» Dataset records:
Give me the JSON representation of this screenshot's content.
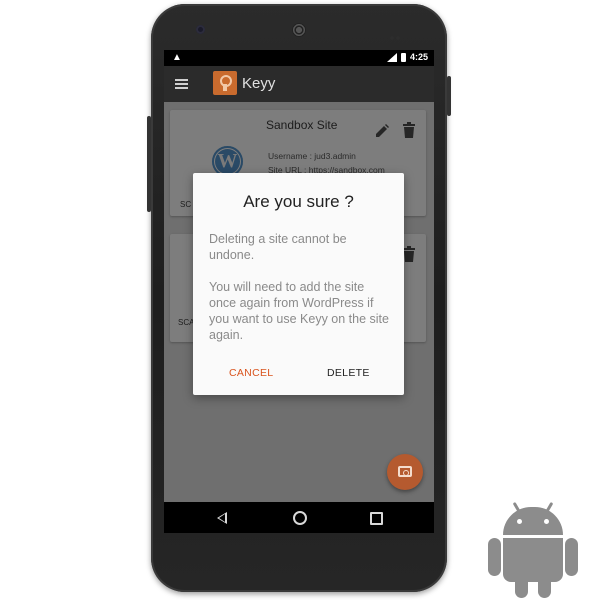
{
  "statusbar": {
    "time": "4:25",
    "android_icon": "android-notification-icon",
    "network_icon": "signal-icon",
    "battery_icon": "battery-icon"
  },
  "appbar": {
    "title": "Keyy",
    "menu_icon": "hamburger-menu-icon",
    "logo_icon": "keyy-keyhole-logo"
  },
  "sites": [
    {
      "name": "Sandbox Site",
      "username": "Username : jud3.admin",
      "url": "Site URL : https://sandbox.com",
      "scan_label": "SC",
      "logo_icon": "wordpress-icon"
    },
    {
      "name": "",
      "scan_label": "SCA"
    }
  ],
  "dialog": {
    "title": "Are you sure ?",
    "message_1": "Deleting a site cannot be undone.",
    "message_2": "You will need to add the site once again from WordPress if you want to use Keyy on the site again.",
    "cancel_label": "CANCEL",
    "delete_label": "DELETE"
  },
  "fab": {
    "icon": "add-photo-camera-icon"
  },
  "colors": {
    "accent": "#d9541e",
    "appbar": "#2b2b2b",
    "brand_logo": "#c96b2e"
  }
}
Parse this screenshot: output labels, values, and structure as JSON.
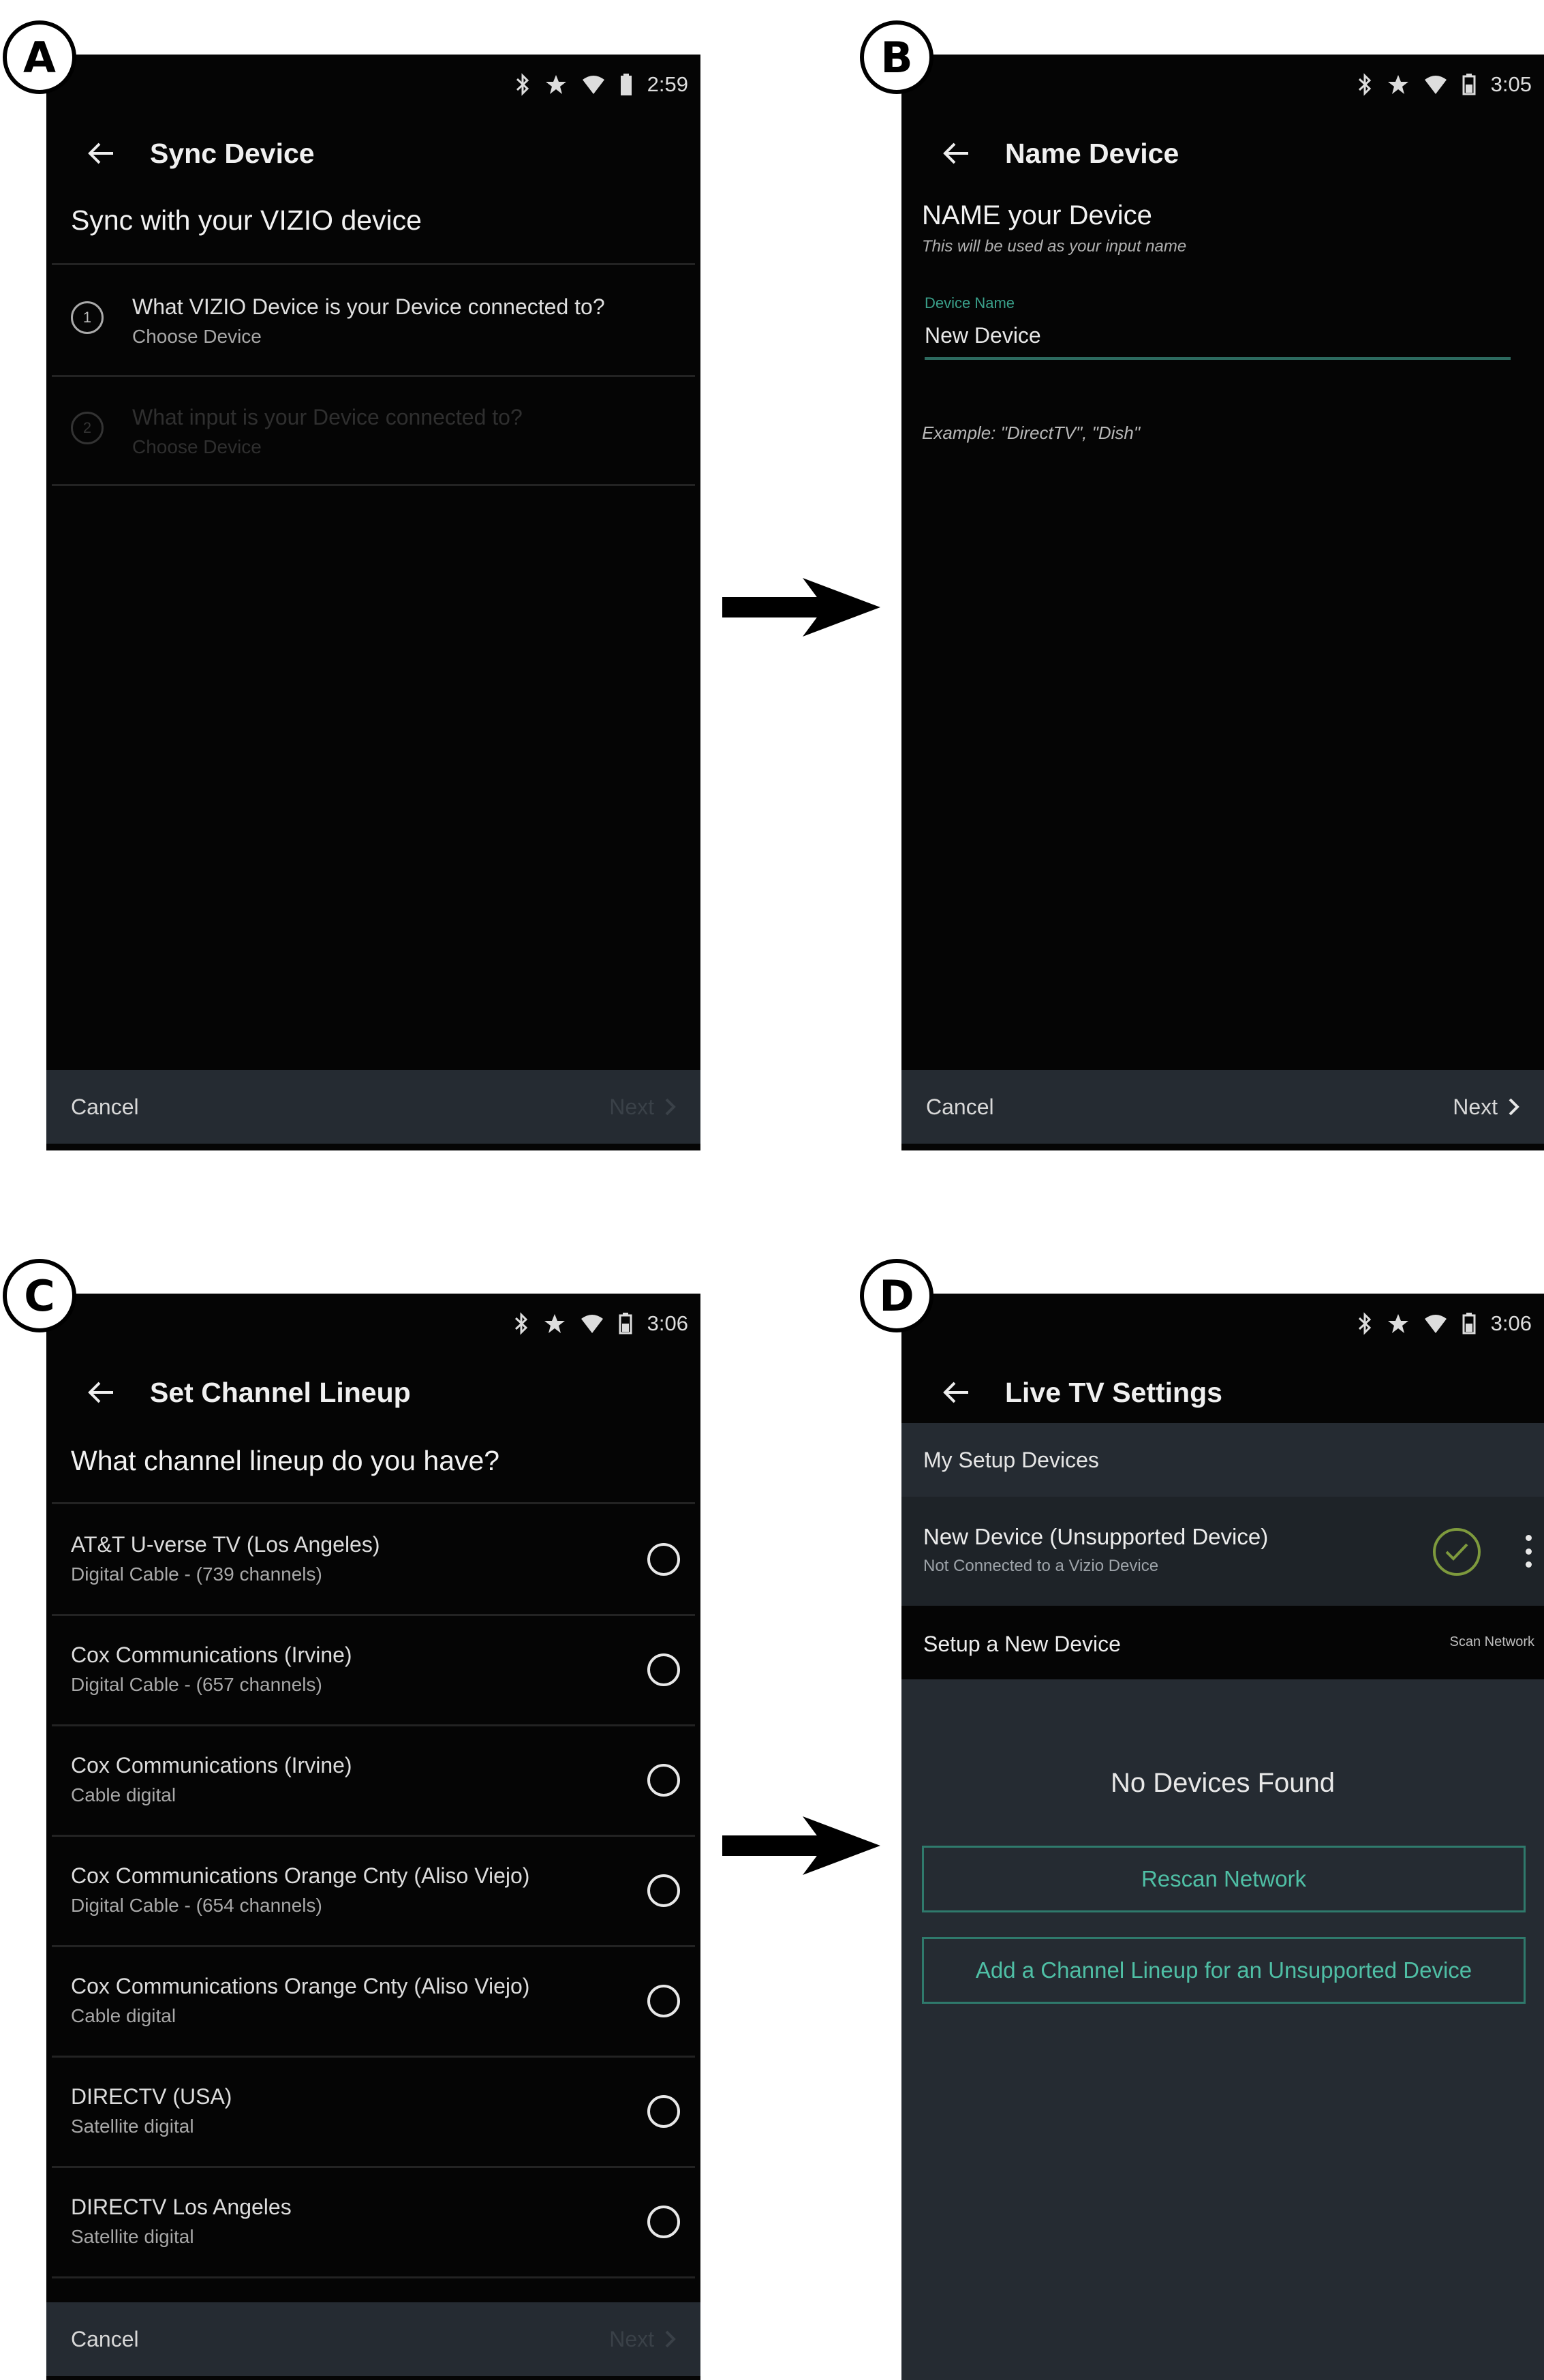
{
  "labels": {
    "a": "A",
    "b": "B",
    "c": "C",
    "d": "D"
  },
  "screenA": {
    "time": "2:59",
    "title": "Sync Device",
    "question": "Sync with your VIZIO device",
    "steps": [
      {
        "num": "1",
        "main": "What VIZIO Device is your Device connected to?",
        "sub": "Choose Device"
      },
      {
        "num": "2",
        "main": "What input is your Device connected to?",
        "sub": "Choose Device"
      }
    ],
    "cancel": "Cancel",
    "next": "Next"
  },
  "screenB": {
    "time": "3:05",
    "title": "Name Device",
    "heading": "NAME your Device",
    "help": "This will be used as your input name",
    "field_label": "Device Name",
    "field_value": "New Device",
    "example": "Example: \"DirectTV\", \"Dish\"",
    "cancel": "Cancel",
    "next": "Next"
  },
  "screenC": {
    "time": "3:06",
    "title": "Set Channel Lineup",
    "question": "What channel lineup do you have?",
    "options": [
      {
        "main": "AT&T U-verse TV (Los Angeles)",
        "sub": "Digital Cable - (739 channels)"
      },
      {
        "main": "Cox Communications (Irvine)",
        "sub": "Digital Cable - (657 channels)"
      },
      {
        "main": "Cox Communications (Irvine)",
        "sub": "Cable digital"
      },
      {
        "main": "Cox Communications Orange Cnty (Aliso Viejo)",
        "sub": "Digital Cable - (654 channels)"
      },
      {
        "main": "Cox Communications Orange Cnty (Aliso Viejo)",
        "sub": "Cable digital"
      },
      {
        "main": "DIRECTV (USA)",
        "sub": "Satellite digital"
      },
      {
        "main": "DIRECTV Los Angeles",
        "sub": "Satellite digital"
      }
    ],
    "cancel": "Cancel",
    "next": "Next"
  },
  "screenD": {
    "time": "3:06",
    "title": "Live TV Settings",
    "section": "My Setup Devices",
    "device_name": "New Device (Unsupported Device)",
    "device_status": "Not Connected to a Vizio Device",
    "setup_label": "Setup a New Device",
    "scan_label": "Scan Network",
    "no_devices": "No Devices Found",
    "rescan": "Rescan Network",
    "add_lineup": "Add a Channel Lineup for an Unsupported Device"
  }
}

» Prompt: Extract the entries in full, exactly as they are, minus the pictures.

» Response to the exercise:
Give me the JSON representation of this screenshot's content.
{
  "statusbar": {
    "time": "4:25",
    "android_icon": "android-notification-icon",
    "network_icon": "signal-icon",
    "battery_icon": "battery-icon"
  },
  "appbar": {
    "title": "Keyy",
    "menu_icon": "hamburger-menu-icon",
    "logo_icon": "keyy-keyhole-logo"
  },
  "sites": [
    {
      "name": "Sandbox Site",
      "username": "Username : jud3.admin",
      "url": "Site URL : https://sandbox.com",
      "scan_label": "SC",
      "logo_icon": "wordpress-icon"
    },
    {
      "name": "",
      "scan_label": "SCA"
    }
  ],
  "dialog": {
    "title": "Are you sure ?",
    "message_1": "Deleting a site cannot be undone.",
    "message_2": "You will need to add the site once again from WordPress if you want to use Keyy on the site again.",
    "cancel_label": "CANCEL",
    "delete_label": "DELETE"
  },
  "fab": {
    "icon": "add-photo-camera-icon"
  },
  "colors": {
    "accent": "#d9541e",
    "appbar": "#2b2b2b",
    "brand_logo": "#c96b2e"
  }
}
Parse this screenshot: output labels, values, and structure as JSON.
{
  "labels": {
    "a": "A",
    "b": "B",
    "c": "C",
    "d": "D"
  },
  "screenA": {
    "time": "2:59",
    "title": "Sync Device",
    "question": "Sync with your VIZIO device",
    "steps": [
      {
        "num": "1",
        "main": "What VIZIO Device is your Device connected to?",
        "sub": "Choose Device"
      },
      {
        "num": "2",
        "main": "What input is your Device connected to?",
        "sub": "Choose Device"
      }
    ],
    "cancel": "Cancel",
    "next": "Next"
  },
  "screenB": {
    "time": "3:05",
    "title": "Name Device",
    "heading": "NAME your Device",
    "help": "This will be used as your input name",
    "field_label": "Device Name",
    "field_value": "New Device",
    "example": "Example: \"DirectTV\", \"Dish\"",
    "cancel": "Cancel",
    "next": "Next"
  },
  "screenC": {
    "time": "3:06",
    "title": "Set Channel Lineup",
    "question": "What channel lineup do you have?",
    "options": [
      {
        "main": "AT&T U-verse TV (Los Angeles)",
        "sub": "Digital Cable - (739 channels)"
      },
      {
        "main": "Cox Communications (Irvine)",
        "sub": "Digital Cable - (657 channels)"
      },
      {
        "main": "Cox Communications (Irvine)",
        "sub": "Cable digital"
      },
      {
        "main": "Cox Communications Orange Cnty (Aliso Viejo)",
        "sub": "Digital Cable - (654 channels)"
      },
      {
        "main": "Cox Communications Orange Cnty (Aliso Viejo)",
        "sub": "Cable digital"
      },
      {
        "main": "DIRECTV (USA)",
        "sub": "Satellite digital"
      },
      {
        "main": "DIRECTV Los Angeles",
        "sub": "Satellite digital"
      }
    ],
    "cancel": "Cancel",
    "next": "Next"
  },
  "screenD": {
    "time": "3:06",
    "title": "Live TV Settings",
    "section": "My Setup Devices",
    "device_name": "New Device (Unsupported Device)",
    "device_status": "Not Connected to a Vizio Device",
    "setup_label": "Setup a New Device",
    "scan_label": "Scan Network",
    "no_devices": "No Devices Found",
    "rescan": "Rescan Network",
    "add_lineup": "Add a Channel Lineup for an Unsupported Device"
  }
}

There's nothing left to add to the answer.